Below are some records: retype them all exactly, but not the pictures.

###

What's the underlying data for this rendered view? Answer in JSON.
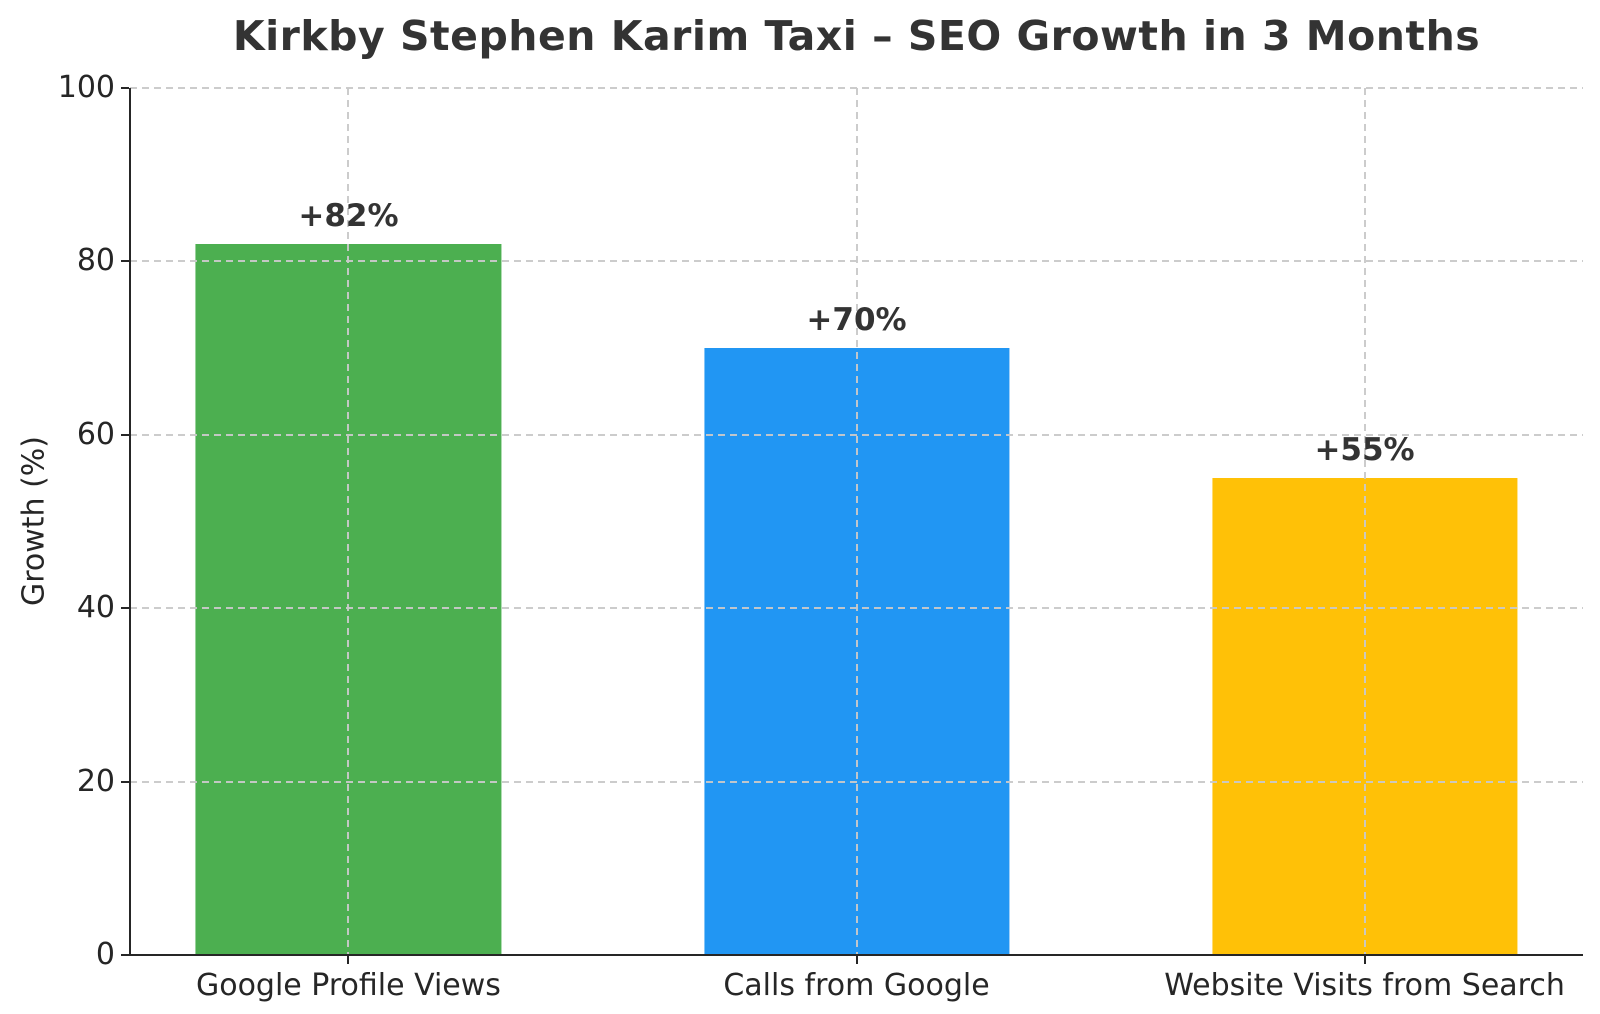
{
  "chart_data": {
    "type": "bar",
    "title": "Kirkby Stephen Karim Taxi – SEO Growth in 3 Months",
    "xlabel": "",
    "ylabel": "Growth (%)",
    "categories": [
      "Google Profile Views",
      "Calls from Google",
      "Website Visits from Search"
    ],
    "values": [
      82,
      70,
      55
    ],
    "value_labels": [
      "+82%",
      "+70%",
      "+55%"
    ],
    "bar_colors": [
      "#4caf50",
      "#2196f3",
      "#ffc107"
    ],
    "ylim": [
      0,
      100
    ],
    "yticks": [
      0,
      20,
      40,
      60,
      80,
      100
    ],
    "grid": "dashed",
    "grid_color": "#c9c9c9",
    "axis_color": "#262626",
    "title_color": "#333333",
    "tick_label_color": "#262626",
    "legend": "none"
  }
}
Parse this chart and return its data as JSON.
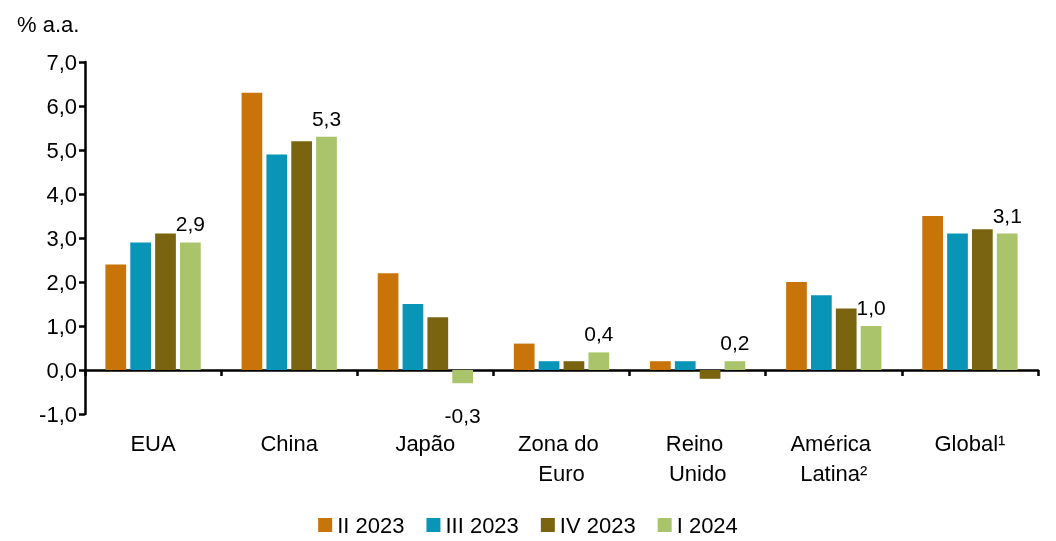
{
  "chart_data": {
    "type": "bar",
    "ylabel": "% a.a.",
    "categories": [
      "EUA",
      "China",
      "Japão",
      "Zona do Euro",
      "Reino Unido",
      "América Latina²",
      "Global¹"
    ],
    "series": [
      {
        "name": "II 2023",
        "color": "#c87408",
        "values": [
          2.4,
          6.3,
          2.2,
          0.6,
          0.2,
          2.0,
          3.5
        ]
      },
      {
        "name": "III 2023",
        "color": "#0895b8",
        "values": [
          2.9,
          4.9,
          1.5,
          0.2,
          0.2,
          1.7,
          3.1
        ]
      },
      {
        "name": "IV 2023",
        "color": "#7a6410",
        "values": [
          3.1,
          5.2,
          1.2,
          0.2,
          -0.2,
          1.4,
          3.2
        ]
      },
      {
        "name": "I 2024",
        "color": "#a9c46b",
        "values": [
          2.9,
          5.3,
          -0.3,
          0.4,
          0.2,
          1.0,
          3.1
        ],
        "value_labels": [
          "2,9",
          "5,3",
          "-0,3",
          "0,4",
          "0,2",
          "1,0",
          "3,1"
        ]
      }
    ],
    "ylim": [
      -1,
      7
    ],
    "yticks": [
      {
        "value": -1,
        "label": "-1,0"
      },
      {
        "value": 0,
        "label": "0,0"
      },
      {
        "value": 1,
        "label": "1,0"
      },
      {
        "value": 2,
        "label": "2,0"
      },
      {
        "value": 3,
        "label": "3,0"
      },
      {
        "value": 4,
        "label": "4,0"
      },
      {
        "value": 5,
        "label": "5,0"
      },
      {
        "value": 6,
        "label": "6,0"
      },
      {
        "value": 7,
        "label": "7,0"
      }
    ],
    "legend": "bottom"
  }
}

###

▶ [Task output]:
What's the underlying data for this rendered view? Answer in JSON.
{
  "chart_data": {
    "type": "bar",
    "title": "Kirkby Stephen Karim Taxi – SEO Growth in 3 Months",
    "xlabel": "",
    "ylabel": "Growth (%)",
    "categories": [
      "Google Profile Views",
      "Calls from Google",
      "Website Visits from Search"
    ],
    "values": [
      82,
      70,
      55
    ],
    "value_labels": [
      "+82%",
      "+70%",
      "+55%"
    ],
    "bar_colors": [
      "#4caf50",
      "#2196f3",
      "#ffc107"
    ],
    "ylim": [
      0,
      100
    ],
    "yticks": [
      0,
      20,
      40,
      60,
      80,
      100
    ],
    "grid": "dashed",
    "grid_color": "#c9c9c9",
    "axis_color": "#262626",
    "title_color": "#333333",
    "tick_label_color": "#262626",
    "legend": "none"
  }
}
Parse this chart and return its data as JSON.
{
  "chart_data": {
    "type": "bar",
    "ylabel": "% a.a.",
    "categories": [
      "EUA",
      "China",
      "Japão",
      "Zona do Euro",
      "Reino Unido",
      "América Latina²",
      "Global¹"
    ],
    "series": [
      {
        "name": "II 2023",
        "color": "#c87408",
        "values": [
          2.4,
          6.3,
          2.2,
          0.6,
          0.2,
          2.0,
          3.5
        ]
      },
      {
        "name": "III 2023",
        "color": "#0895b8",
        "values": [
          2.9,
          4.9,
          1.5,
          0.2,
          0.2,
          1.7,
          3.1
        ]
      },
      {
        "name": "IV 2023",
        "color": "#7a6410",
        "values": [
          3.1,
          5.2,
          1.2,
          0.2,
          -0.2,
          1.4,
          3.2
        ]
      },
      {
        "name": "I 2024",
        "color": "#a9c46b",
        "values": [
          2.9,
          5.3,
          -0.3,
          0.4,
          0.2,
          1.0,
          3.1
        ],
        "value_labels": [
          "2,9",
          "5,3",
          "-0,3",
          "0,4",
          "0,2",
          "1,0",
          "3,1"
        ]
      }
    ],
    "ylim": [
      -1,
      7
    ],
    "yticks": [
      {
        "value": -1,
        "label": "-1,0"
      },
      {
        "value": 0,
        "label": "0,0"
      },
      {
        "value": 1,
        "label": "1,0"
      },
      {
        "value": 2,
        "label": "2,0"
      },
      {
        "value": 3,
        "label": "3,0"
      },
      {
        "value": 4,
        "label": "4,0"
      },
      {
        "value": 5,
        "label": "5,0"
      },
      {
        "value": 6,
        "label": "6,0"
      },
      {
        "value": 7,
        "label": "7,0"
      }
    ],
    "legend": "bottom"
  }
}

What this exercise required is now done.